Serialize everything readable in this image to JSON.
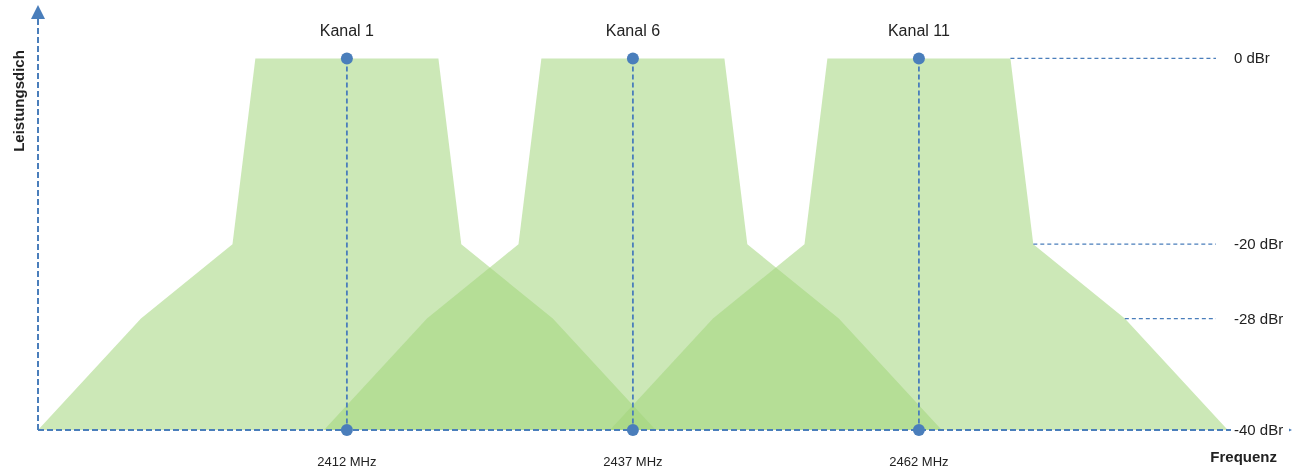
{
  "chart_data": {
    "type": "area",
    "xlabel": "Frequenz",
    "ylabel": "Leistungsdich",
    "xlim": [
      2385,
      2494
    ],
    "ylim": [
      -40,
      5
    ],
    "xticks": [
      {
        "value": 2412,
        "label": "2412 MHz"
      },
      {
        "value": 2437,
        "label": "2437 MHz"
      },
      {
        "value": 2462,
        "label": "2462 MHz"
      }
    ],
    "yticks": [
      {
        "value": 0,
        "label": "0 dBr"
      },
      {
        "value": -20,
        "label": "-20 dBr"
      },
      {
        "value": -28,
        "label": "-28 dBr"
      },
      {
        "value": -40,
        "label": "-40 dBr"
      }
    ],
    "series": [
      {
        "color": "#a3d57c",
        "x": [
          2385,
          2394,
          2402,
          2404,
          2420,
          2422,
          2430,
          2439
        ],
        "values": [
          -40,
          -28,
          -20,
          0,
          0,
          -20,
          -28,
          -40
        ]
      },
      {
        "color": "#a3d57c",
        "x": [
          2410,
          2419,
          2427,
          2429,
          2445,
          2447,
          2455,
          2464
        ],
        "values": [
          -40,
          -28,
          -20,
          0,
          0,
          -20,
          -28,
          -40
        ]
      },
      {
        "color": "#a3d57c",
        "x": [
          2435,
          2444,
          2452,
          2454,
          2470,
          2472,
          2480,
          2489
        ],
        "values": [
          -40,
          -28,
          -20,
          0,
          0,
          -20,
          -28,
          -40
        ]
      },
      {
        "type": "scatter",
        "marker": "circle",
        "color": "#4a7ebb",
        "x": [
          2412,
          2412,
          2437,
          2437,
          2462,
          2462
        ],
        "values": [
          0,
          -40,
          0,
          -40,
          0,
          -40
        ]
      }
    ],
    "ref_lines": [
      {
        "axis": "x",
        "value": 2412,
        "label": "Kanal 1",
        "color": "#4a7ebb",
        "line_style": "dashed"
      },
      {
        "axis": "x",
        "value": 2437,
        "label": "Kanal 6",
        "color": "#4a7ebb",
        "line_style": "dashed"
      },
      {
        "axis": "x",
        "value": 2462,
        "label": "Kanal 11",
        "color": "#4a7ebb",
        "line_style": "dashed"
      }
    ],
    "grid": false
  }
}
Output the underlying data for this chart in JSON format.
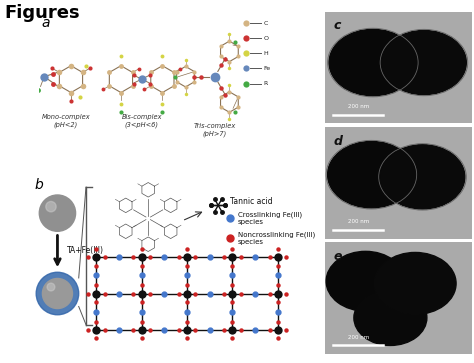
{
  "title": "Figures",
  "title_fontsize": 13,
  "title_fontweight": "bold",
  "label_a": "a",
  "label_b": "b",
  "label_c": "c",
  "label_d": "d",
  "label_e": "e",
  "label_fontsize": 10,
  "mono_label": "Mono-complex\n(pH<2)",
  "bis_label": "Bis-complex\n(3<pH<6)",
  "tris_label": "Tris-complex\n(pH>7)",
  "legend_items": [
    {
      "label": "C",
      "color": "#d4b483"
    },
    {
      "label": "O",
      "color": "#cc3333"
    },
    {
      "label": "H",
      "color": "#d4d444"
    },
    {
      "label": "Fe",
      "color": "#6688bb"
    },
    {
      "label": "R",
      "color": "#44aa44"
    }
  ],
  "crosslink_label": "Crosslinking Fe(III)\nspecies",
  "noncrosslink_label": "Noncrosslinking Fe(III)\nspecies",
  "tannic_label": "Tannic acid",
  "ta_fe_label": "TA+Fe(III)",
  "bg_color": "#ffffff",
  "tem_bg": "#aaaaaa",
  "sphere_gray": "#888888",
  "sphere_blue": "#4477bb",
  "text_fontsize": 6,
  "small_fontsize": 5.5
}
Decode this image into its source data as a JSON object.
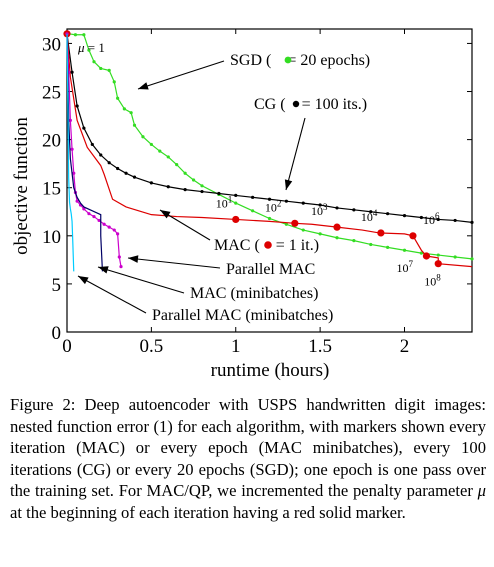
{
  "chart_data": {
    "type": "line",
    "xlabel": "runtime (hours)",
    "ylabel": "objective function",
    "xlim": [
      0,
      2.4
    ],
    "ylim": [
      0,
      31.5
    ],
    "x_ticks": [
      0,
      0.5,
      1,
      1.5,
      2
    ],
    "x_tick_labels": [
      "0",
      "0.5",
      "1",
      "1.5",
      "2"
    ],
    "y_ticks": [
      0,
      5,
      10,
      15,
      20,
      25,
      30
    ],
    "y_tick_labels": [
      "0",
      "5",
      "10",
      "15",
      "20",
      "25",
      "30"
    ],
    "grid": false,
    "series": [
      {
        "name": "SGD",
        "color": "#33dd22",
        "marker_color": "#33dd22",
        "points": [
          [
            0,
            31
          ],
          [
            0.01,
            31
          ],
          [
            0.05,
            30.9
          ],
          [
            0.1,
            30.9
          ],
          [
            0.13,
            29.3
          ],
          [
            0.16,
            28.1
          ],
          [
            0.2,
            27.4
          ],
          [
            0.25,
            27.2
          ],
          [
            0.28,
            26.0
          ],
          [
            0.3,
            24.3
          ],
          [
            0.34,
            23.2
          ],
          [
            0.38,
            22.8
          ],
          [
            0.4,
            21.5
          ],
          [
            0.45,
            20.3
          ],
          [
            0.5,
            19.5
          ],
          [
            0.55,
            18.8
          ],
          [
            0.6,
            18.2
          ],
          [
            0.65,
            17.4
          ],
          [
            0.7,
            16.5
          ],
          [
            0.75,
            15.8
          ],
          [
            0.8,
            15.2
          ],
          [
            0.9,
            14.3
          ],
          [
            1.0,
            13.4
          ],
          [
            1.1,
            12.6
          ],
          [
            1.2,
            11.8
          ],
          [
            1.3,
            11.2
          ],
          [
            1.4,
            10.6
          ],
          [
            1.5,
            10.2
          ],
          [
            1.6,
            9.8
          ],
          [
            1.7,
            9.5
          ],
          [
            1.8,
            9.1
          ],
          [
            1.9,
            8.8
          ],
          [
            2.0,
            8.5
          ],
          [
            2.1,
            8.2
          ],
          [
            2.2,
            8.0
          ],
          [
            2.3,
            7.8
          ],
          [
            2.4,
            7.6
          ]
        ],
        "marker_every": 1
      },
      {
        "name": "CG",
        "color": "#000000",
        "marker_color": "#000000",
        "points": [
          [
            0,
            31
          ],
          [
            0.03,
            27
          ],
          [
            0.06,
            23.5
          ],
          [
            0.1,
            21.2
          ],
          [
            0.15,
            19.5
          ],
          [
            0.2,
            18.4
          ],
          [
            0.25,
            17.6
          ],
          [
            0.3,
            17.0
          ],
          [
            0.35,
            16.5
          ],
          [
            0.4,
            16.1
          ],
          [
            0.5,
            15.5
          ],
          [
            0.6,
            15.1
          ],
          [
            0.7,
            14.8
          ],
          [
            0.8,
            14.6
          ],
          [
            0.9,
            14.4
          ],
          [
            1.0,
            14.2
          ],
          [
            1.1,
            14.0
          ],
          [
            1.2,
            13.8
          ],
          [
            1.3,
            13.6
          ],
          [
            1.4,
            13.4
          ],
          [
            1.5,
            13.2
          ],
          [
            1.6,
            12.9
          ],
          [
            1.7,
            12.7
          ],
          [
            1.8,
            12.5
          ],
          [
            1.9,
            12.3
          ],
          [
            2.0,
            12.1
          ],
          [
            2.1,
            11.9
          ],
          [
            2.2,
            11.7
          ],
          [
            2.3,
            11.6
          ],
          [
            2.4,
            11.4
          ]
        ],
        "marker_every": 1
      },
      {
        "name": "MAC",
        "color": "#dd0000",
        "marker_color": "#dd0000",
        "points": [
          [
            0,
            31
          ],
          [
            0.02,
            26.5
          ],
          [
            0.06,
            22
          ],
          [
            0.12,
            19.2
          ],
          [
            0.2,
            17.3
          ],
          [
            0.22,
            16.4
          ],
          [
            0.27,
            13.8
          ],
          [
            0.35,
            13.0
          ],
          [
            0.5,
            12.2
          ],
          [
            0.65,
            12.0
          ],
          [
            0.8,
            11.9
          ],
          [
            1.0,
            11.7
          ],
          [
            1.2,
            11.5
          ],
          [
            1.35,
            11.3
          ],
          [
            1.45,
            11.2
          ],
          [
            1.6,
            10.9
          ],
          [
            1.75,
            10.6
          ],
          [
            1.85,
            10.3
          ],
          [
            2.0,
            10.2
          ],
          [
            2.05,
            10.0
          ],
          [
            2.1,
            8.5
          ],
          [
            2.13,
            7.9
          ],
          [
            2.2,
            7.7
          ],
          [
            2.2,
            7.1
          ],
          [
            2.4,
            6.8
          ]
        ],
        "markers": [
          [
            0,
            31
          ],
          [
            1.0,
            11.7
          ],
          [
            1.35,
            11.3
          ],
          [
            1.6,
            10.9
          ],
          [
            1.86,
            10.3
          ],
          [
            2.05,
            10.0
          ],
          [
            2.13,
            7.9
          ],
          [
            2.2,
            7.1
          ]
        ],
        "marker_every": 1
      },
      {
        "name": "Parallel MAC",
        "color": "#00ccff",
        "points": [
          [
            0,
            31
          ],
          [
            0.005,
            24
          ],
          [
            0.01,
            16
          ],
          [
            0.015,
            13.5
          ],
          [
            0.02,
            12.8
          ],
          [
            0.025,
            12.3
          ],
          [
            0.03,
            11.5
          ],
          [
            0.035,
            9
          ],
          [
            0.04,
            6.3
          ]
        ]
      },
      {
        "name": "MAC (minibatches)",
        "color": "#000066",
        "points": [
          [
            0,
            31
          ],
          [
            0.01,
            22
          ],
          [
            0.02,
            18
          ],
          [
            0.04,
            15
          ],
          [
            0.06,
            14
          ],
          [
            0.08,
            13.4
          ],
          [
            0.1,
            13.0
          ],
          [
            0.15,
            12.6
          ],
          [
            0.2,
            12.2
          ],
          [
            0.2,
            10.0
          ],
          [
            0.21,
            6.3
          ]
        ]
      },
      {
        "name": "Parallel MAC (minibatches)",
        "color": "#cc00cc",
        "marker_color": "#cc00cc",
        "points": [
          [
            0,
            31
          ],
          [
            0.01,
            27
          ],
          [
            0.02,
            22
          ],
          [
            0.03,
            19
          ],
          [
            0.04,
            16.5
          ],
          [
            0.05,
            14.5
          ],
          [
            0.06,
            13.6
          ],
          [
            0.08,
            13.2
          ],
          [
            0.1,
            12.8
          ],
          [
            0.13,
            12.3
          ],
          [
            0.16,
            12.0
          ],
          [
            0.19,
            11.6
          ],
          [
            0.22,
            11.2
          ],
          [
            0.25,
            10.9
          ],
          [
            0.28,
            10.6
          ],
          [
            0.3,
            10.2
          ],
          [
            0.31,
            7.8
          ],
          [
            0.32,
            6.8
          ]
        ],
        "marker_every": 1
      }
    ],
    "annotations": {
      "mu": "= 1",
      "sgd_label_prefix": "SGD (",
      "sgd_label_suffix": " = 20 epochs)",
      "cg_label_prefix": "CG (",
      "cg_label_suffix": " = 100 its.)",
      "mac_label_prefix": "MAC (",
      "mac_label_suffix": " = 1 it.)",
      "pmac_label": "Parallel MAC",
      "macmb_label": "MAC (minibatches)",
      "pmacmb_label": "Parallel MAC (minibatches)",
      "iteration_labels": [
        {
          "base": "10",
          "exp": "1",
          "x": 1.0,
          "y": 11.7
        },
        {
          "base": "10",
          "exp": "2",
          "x": 1.35,
          "y": 11.3
        },
        {
          "base": "10",
          "exp": "3",
          "x": 1.6,
          "y": 10.9
        },
        {
          "base": "10",
          "exp": "4",
          "x": 1.86,
          "y": 10.3
        },
        {
          "base": "10",
          "exp": "6",
          "x": 2.05,
          "y": 10.0
        },
        {
          "base": "10",
          "exp": "7",
          "x": 2.13,
          "y": 7.9
        },
        {
          "base": "10",
          "exp": "8",
          "x": 2.2,
          "y": 7.1
        }
      ]
    }
  },
  "caption": {
    "lead": "Figure 2: Deep autoencoder with USPS handwritten digit images: nested function error (1) for each algorithm, with markers shown every iteration (MAC) or every epoch (MAC minibatches), every 100 iterations (CG) or every 20 epochs (SGD); one epoch is one pass over the training set. For MAC/QP, we incremented the penalty parameter ",
    "mu": "μ",
    "tail": " at the beginning of each iteration having a red solid marker."
  }
}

.....

| Aim of the exercise |
Return all lines with the word "Kanal" in them.

| Result of the task |
        "label": "Kanal 1",
        "label": "Kanal 6",
        "label": "Kanal 11",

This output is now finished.